Collect every line in the records below that contains the string "triangle", with case treated as significant.
────────────────────
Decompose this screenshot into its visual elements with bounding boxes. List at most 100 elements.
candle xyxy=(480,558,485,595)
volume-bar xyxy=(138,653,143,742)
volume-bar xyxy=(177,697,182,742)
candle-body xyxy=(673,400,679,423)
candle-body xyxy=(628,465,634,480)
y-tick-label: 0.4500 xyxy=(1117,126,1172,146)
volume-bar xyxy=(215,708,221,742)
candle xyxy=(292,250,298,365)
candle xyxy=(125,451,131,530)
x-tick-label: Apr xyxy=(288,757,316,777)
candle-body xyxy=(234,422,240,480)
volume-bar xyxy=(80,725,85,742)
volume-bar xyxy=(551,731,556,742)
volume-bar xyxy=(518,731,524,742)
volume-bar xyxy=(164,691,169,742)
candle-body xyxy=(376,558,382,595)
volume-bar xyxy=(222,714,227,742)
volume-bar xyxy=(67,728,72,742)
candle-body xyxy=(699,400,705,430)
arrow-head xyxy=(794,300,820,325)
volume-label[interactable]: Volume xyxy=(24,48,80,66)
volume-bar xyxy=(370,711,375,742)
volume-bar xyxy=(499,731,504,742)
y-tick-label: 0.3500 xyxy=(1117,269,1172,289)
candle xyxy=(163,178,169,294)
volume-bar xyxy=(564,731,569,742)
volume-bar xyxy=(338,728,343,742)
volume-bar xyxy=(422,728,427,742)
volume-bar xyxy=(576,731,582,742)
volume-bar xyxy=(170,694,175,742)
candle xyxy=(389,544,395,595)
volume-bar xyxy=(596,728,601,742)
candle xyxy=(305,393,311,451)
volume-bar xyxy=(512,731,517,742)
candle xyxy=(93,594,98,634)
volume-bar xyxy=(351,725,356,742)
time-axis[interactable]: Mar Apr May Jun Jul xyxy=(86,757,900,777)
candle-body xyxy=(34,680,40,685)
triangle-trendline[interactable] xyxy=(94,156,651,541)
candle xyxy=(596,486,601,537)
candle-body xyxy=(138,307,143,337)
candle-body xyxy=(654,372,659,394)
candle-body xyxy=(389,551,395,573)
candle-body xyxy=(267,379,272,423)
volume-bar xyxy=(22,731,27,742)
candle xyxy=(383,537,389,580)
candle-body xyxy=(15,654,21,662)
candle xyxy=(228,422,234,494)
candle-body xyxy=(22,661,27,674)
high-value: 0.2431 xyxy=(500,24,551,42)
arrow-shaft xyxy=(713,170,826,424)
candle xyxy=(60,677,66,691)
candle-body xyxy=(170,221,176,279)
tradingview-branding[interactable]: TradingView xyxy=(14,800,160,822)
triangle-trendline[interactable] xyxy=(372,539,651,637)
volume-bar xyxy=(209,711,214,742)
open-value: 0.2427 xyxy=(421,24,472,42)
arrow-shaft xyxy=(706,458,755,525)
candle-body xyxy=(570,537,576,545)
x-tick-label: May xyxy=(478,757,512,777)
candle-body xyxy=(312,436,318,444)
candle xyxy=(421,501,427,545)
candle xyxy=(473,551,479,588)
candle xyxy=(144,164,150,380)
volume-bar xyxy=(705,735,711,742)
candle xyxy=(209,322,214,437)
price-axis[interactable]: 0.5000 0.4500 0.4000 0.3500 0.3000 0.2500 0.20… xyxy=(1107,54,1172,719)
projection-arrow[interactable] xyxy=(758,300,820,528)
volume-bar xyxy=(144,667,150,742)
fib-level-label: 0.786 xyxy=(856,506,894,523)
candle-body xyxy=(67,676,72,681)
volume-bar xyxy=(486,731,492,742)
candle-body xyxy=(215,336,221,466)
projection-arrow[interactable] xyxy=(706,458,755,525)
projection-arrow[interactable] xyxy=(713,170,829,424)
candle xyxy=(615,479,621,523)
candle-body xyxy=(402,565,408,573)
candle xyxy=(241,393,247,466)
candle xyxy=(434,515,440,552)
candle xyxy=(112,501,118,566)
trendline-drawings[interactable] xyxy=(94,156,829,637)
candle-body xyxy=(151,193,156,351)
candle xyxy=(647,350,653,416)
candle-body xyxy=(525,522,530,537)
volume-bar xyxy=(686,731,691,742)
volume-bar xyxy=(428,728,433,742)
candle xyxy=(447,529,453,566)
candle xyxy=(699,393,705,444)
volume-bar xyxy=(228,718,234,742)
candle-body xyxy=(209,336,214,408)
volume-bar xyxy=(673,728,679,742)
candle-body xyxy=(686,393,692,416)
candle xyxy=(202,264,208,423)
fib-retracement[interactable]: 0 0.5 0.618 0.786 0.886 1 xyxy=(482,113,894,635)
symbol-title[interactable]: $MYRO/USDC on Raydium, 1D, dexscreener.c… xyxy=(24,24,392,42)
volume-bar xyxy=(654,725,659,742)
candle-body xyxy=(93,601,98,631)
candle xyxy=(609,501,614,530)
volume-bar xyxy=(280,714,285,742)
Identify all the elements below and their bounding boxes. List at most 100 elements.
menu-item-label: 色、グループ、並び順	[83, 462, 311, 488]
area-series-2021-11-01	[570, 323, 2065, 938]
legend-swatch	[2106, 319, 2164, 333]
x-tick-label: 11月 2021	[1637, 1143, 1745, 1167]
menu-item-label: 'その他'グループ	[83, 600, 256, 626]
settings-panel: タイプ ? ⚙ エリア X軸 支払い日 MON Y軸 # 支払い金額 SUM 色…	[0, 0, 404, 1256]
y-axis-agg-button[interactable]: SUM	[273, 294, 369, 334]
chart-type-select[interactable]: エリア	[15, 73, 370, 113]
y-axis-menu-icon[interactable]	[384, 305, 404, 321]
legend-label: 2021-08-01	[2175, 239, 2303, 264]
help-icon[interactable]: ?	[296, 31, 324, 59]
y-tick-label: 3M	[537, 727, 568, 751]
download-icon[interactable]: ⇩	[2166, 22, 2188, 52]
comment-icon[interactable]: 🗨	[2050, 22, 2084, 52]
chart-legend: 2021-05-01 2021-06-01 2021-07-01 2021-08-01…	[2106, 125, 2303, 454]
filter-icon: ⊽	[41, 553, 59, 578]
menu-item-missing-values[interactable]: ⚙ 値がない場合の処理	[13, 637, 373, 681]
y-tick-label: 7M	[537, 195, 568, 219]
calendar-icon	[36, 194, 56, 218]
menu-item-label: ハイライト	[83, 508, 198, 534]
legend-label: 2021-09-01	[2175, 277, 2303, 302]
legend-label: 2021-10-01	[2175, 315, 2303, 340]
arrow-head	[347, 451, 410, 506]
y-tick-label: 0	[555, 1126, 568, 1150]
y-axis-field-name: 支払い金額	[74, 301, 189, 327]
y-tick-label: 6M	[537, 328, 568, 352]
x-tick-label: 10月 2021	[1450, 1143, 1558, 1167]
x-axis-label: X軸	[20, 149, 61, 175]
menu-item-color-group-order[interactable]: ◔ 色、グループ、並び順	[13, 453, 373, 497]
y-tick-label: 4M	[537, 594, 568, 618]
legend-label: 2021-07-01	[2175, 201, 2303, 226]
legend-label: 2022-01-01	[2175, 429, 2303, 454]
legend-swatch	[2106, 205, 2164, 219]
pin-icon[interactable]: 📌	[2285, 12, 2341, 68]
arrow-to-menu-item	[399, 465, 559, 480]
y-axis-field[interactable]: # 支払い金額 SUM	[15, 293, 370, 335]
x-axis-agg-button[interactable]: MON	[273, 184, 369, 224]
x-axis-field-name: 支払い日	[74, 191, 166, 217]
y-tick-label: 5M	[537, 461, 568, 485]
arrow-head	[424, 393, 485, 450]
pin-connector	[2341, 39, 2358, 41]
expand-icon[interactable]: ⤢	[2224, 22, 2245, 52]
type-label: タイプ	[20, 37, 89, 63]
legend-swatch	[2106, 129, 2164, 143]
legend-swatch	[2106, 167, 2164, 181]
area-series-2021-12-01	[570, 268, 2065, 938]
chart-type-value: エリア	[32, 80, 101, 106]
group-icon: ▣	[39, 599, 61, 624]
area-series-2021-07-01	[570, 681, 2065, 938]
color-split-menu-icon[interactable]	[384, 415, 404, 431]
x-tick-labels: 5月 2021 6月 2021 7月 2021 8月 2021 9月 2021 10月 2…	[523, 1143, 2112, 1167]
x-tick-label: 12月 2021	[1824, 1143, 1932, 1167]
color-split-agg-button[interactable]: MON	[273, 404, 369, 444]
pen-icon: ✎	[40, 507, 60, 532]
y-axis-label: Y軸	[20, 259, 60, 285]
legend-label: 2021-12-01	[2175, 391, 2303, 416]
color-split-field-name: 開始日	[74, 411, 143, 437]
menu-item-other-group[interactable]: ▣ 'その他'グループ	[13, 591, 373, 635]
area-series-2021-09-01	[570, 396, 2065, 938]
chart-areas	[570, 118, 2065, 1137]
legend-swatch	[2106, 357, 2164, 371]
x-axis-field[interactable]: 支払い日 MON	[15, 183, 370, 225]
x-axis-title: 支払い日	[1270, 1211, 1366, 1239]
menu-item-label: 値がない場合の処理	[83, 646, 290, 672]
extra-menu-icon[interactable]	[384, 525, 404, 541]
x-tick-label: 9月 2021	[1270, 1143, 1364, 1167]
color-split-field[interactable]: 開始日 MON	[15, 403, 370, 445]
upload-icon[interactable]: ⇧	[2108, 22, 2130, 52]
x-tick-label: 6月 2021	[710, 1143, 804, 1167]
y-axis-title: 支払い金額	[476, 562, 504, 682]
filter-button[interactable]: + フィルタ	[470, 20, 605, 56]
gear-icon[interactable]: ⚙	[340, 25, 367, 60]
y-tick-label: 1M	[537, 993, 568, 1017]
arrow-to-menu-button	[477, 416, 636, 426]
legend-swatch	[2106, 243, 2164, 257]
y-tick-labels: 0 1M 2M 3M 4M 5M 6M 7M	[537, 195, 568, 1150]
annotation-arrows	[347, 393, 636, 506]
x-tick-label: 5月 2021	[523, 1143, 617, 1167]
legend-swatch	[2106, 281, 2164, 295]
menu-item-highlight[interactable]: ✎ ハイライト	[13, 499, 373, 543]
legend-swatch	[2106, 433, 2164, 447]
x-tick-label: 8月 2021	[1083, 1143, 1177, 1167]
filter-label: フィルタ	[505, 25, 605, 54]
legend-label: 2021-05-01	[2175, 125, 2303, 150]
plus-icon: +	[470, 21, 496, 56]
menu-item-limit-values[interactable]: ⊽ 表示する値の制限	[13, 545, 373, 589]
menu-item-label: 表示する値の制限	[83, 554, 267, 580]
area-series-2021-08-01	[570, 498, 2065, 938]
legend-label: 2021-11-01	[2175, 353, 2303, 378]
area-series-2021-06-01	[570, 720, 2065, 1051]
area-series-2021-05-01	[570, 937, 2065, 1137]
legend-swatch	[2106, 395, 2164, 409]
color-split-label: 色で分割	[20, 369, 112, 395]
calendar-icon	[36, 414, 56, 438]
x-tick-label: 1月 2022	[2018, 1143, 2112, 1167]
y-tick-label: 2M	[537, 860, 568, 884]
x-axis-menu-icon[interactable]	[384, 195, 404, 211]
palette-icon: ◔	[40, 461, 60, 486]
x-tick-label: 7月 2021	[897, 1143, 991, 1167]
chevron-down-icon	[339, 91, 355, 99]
────────────────────
▶ Problem solution
triangle-trendline[interactable] xyxy=(94,156,651,541)
triangle-trendline[interactable] xyxy=(372,539,651,637)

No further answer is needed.